# DATASET RECORDS start

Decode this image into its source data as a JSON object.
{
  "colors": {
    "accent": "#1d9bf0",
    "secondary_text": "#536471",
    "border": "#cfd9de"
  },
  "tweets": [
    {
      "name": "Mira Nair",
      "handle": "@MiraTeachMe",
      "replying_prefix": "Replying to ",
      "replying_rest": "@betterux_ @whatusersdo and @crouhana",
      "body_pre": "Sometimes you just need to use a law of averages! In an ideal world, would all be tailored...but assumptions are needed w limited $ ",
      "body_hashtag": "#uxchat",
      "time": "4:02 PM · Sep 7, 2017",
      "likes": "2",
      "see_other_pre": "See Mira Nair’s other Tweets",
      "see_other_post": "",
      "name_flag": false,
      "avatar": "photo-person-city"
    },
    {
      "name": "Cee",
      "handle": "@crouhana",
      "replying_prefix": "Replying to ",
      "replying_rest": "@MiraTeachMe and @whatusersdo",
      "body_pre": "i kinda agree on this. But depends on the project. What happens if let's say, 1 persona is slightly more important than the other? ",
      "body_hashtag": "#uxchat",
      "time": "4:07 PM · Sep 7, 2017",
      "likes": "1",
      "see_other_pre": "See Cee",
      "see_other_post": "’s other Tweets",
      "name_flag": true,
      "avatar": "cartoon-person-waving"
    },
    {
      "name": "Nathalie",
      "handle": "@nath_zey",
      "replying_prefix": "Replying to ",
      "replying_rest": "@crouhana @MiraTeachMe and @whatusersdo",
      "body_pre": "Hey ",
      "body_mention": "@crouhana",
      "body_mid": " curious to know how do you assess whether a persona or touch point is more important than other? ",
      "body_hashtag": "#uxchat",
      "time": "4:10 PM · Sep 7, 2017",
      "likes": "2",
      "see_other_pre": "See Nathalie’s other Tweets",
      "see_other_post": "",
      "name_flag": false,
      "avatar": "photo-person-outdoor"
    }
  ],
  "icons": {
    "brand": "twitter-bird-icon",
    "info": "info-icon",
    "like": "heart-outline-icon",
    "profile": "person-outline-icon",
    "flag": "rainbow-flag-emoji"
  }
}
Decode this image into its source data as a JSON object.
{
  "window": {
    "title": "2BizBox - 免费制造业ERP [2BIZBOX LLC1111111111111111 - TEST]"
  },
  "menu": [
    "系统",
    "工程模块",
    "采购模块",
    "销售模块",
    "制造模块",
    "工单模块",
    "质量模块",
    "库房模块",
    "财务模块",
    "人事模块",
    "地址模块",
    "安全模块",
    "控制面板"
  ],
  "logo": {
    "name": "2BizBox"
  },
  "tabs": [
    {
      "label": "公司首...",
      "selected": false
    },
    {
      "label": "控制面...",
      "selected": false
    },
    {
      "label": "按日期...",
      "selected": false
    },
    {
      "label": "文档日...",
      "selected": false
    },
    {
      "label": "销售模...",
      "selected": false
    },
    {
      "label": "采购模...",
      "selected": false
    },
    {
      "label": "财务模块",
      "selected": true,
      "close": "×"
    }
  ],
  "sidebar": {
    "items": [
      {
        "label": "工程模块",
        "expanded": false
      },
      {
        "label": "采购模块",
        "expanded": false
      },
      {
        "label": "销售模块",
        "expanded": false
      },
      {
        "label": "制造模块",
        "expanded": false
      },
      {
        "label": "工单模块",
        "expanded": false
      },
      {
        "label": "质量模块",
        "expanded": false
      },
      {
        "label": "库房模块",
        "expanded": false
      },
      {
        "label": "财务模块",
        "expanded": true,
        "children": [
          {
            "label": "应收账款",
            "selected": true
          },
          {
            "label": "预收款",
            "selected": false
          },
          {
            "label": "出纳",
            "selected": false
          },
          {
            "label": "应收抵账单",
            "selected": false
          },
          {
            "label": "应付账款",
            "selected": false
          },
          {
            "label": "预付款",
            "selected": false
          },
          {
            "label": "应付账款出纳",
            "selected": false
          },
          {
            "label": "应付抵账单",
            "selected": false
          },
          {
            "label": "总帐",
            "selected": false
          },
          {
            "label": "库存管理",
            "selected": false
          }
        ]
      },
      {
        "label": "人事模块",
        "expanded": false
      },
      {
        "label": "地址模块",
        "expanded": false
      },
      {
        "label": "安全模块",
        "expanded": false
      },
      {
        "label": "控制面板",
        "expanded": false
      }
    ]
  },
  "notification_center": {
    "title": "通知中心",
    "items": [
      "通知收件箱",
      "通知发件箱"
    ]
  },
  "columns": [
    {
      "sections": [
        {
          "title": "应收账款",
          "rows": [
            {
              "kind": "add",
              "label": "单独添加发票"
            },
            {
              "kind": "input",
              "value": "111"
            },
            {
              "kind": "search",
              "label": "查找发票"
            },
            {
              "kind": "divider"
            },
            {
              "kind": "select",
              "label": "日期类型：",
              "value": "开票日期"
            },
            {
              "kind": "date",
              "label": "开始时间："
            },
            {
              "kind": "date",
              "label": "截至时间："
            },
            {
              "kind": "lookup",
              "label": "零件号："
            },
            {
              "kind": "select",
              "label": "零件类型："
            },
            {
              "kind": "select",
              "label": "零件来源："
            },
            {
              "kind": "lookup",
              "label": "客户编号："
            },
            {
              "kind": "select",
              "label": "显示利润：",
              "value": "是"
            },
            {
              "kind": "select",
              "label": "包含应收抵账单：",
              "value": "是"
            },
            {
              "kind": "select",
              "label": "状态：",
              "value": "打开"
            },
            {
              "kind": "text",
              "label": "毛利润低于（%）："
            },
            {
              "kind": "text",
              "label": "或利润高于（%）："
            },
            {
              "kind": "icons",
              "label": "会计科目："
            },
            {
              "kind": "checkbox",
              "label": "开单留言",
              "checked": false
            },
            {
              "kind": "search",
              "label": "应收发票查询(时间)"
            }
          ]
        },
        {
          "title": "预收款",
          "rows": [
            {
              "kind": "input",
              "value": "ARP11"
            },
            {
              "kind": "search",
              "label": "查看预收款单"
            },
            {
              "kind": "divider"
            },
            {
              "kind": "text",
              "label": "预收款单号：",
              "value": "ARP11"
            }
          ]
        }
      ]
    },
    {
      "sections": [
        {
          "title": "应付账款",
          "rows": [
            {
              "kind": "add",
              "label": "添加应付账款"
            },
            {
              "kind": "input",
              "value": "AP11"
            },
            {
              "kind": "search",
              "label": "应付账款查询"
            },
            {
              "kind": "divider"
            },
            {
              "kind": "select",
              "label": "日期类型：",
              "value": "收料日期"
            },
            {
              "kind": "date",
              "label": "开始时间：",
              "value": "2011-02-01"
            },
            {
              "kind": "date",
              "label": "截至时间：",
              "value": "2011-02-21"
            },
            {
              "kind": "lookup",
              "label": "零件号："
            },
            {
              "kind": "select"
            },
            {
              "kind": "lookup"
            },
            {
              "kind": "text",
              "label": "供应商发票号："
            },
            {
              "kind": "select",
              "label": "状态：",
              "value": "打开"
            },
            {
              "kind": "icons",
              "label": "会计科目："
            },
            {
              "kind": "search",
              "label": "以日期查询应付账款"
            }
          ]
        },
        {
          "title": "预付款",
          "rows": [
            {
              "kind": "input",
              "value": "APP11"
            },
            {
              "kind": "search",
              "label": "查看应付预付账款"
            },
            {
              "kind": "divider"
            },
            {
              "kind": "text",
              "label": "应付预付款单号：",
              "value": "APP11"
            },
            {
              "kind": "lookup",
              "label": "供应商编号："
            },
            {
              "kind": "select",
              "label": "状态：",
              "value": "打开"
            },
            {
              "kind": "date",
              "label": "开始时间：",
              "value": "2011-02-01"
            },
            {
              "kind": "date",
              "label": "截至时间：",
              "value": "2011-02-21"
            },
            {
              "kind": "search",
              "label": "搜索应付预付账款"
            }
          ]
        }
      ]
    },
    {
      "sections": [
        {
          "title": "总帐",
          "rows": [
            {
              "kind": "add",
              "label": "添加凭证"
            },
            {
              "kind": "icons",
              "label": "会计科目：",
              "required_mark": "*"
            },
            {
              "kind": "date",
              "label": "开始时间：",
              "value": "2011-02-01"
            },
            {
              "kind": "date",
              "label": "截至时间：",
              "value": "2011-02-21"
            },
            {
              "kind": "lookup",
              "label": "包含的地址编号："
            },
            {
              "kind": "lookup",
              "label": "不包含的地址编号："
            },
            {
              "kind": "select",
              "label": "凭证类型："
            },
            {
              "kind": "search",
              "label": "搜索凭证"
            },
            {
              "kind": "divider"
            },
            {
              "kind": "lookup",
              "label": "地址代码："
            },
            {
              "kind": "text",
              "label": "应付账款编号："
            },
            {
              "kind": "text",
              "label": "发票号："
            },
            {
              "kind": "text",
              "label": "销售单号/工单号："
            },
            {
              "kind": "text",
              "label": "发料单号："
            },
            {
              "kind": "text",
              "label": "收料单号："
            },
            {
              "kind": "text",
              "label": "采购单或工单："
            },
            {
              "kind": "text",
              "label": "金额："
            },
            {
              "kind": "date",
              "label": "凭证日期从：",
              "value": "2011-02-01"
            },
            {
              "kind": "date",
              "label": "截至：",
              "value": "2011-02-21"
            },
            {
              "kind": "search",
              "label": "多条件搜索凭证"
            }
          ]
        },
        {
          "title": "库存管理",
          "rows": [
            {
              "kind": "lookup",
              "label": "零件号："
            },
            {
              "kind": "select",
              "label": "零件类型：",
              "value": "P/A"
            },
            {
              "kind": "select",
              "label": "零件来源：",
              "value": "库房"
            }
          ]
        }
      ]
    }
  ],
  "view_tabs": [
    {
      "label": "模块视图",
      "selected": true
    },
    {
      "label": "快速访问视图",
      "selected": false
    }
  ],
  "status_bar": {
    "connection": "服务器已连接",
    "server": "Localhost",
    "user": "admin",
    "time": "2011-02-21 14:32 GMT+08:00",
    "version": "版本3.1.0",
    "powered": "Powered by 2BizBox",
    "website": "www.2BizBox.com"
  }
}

# DATASET RECORDS end

What is the number of lines containing "more"? Give that number only.

2